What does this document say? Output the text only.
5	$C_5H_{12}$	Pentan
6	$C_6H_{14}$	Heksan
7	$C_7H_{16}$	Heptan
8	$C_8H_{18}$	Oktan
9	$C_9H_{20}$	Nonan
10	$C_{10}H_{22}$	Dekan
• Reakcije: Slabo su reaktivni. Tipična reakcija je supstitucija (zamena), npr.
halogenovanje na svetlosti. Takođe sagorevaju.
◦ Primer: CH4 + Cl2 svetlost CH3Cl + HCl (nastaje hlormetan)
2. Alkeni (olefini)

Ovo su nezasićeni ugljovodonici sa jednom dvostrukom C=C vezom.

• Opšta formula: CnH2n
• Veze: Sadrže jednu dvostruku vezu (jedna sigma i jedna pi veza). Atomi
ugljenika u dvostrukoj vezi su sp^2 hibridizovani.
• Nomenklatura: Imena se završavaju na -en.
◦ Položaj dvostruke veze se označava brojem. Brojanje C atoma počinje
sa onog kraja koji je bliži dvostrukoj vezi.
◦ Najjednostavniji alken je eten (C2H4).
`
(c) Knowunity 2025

§ WHAT IS REQUIRED: Search the records for the string "dvostrukoj" and return every line in which it occurs.

§ PROBLEM SOLUTION:
ugljenika u dvostrukoj vezi su sp^2 hibridizovani.
sa onog kraja koji je bliži dvostrukoj vezi.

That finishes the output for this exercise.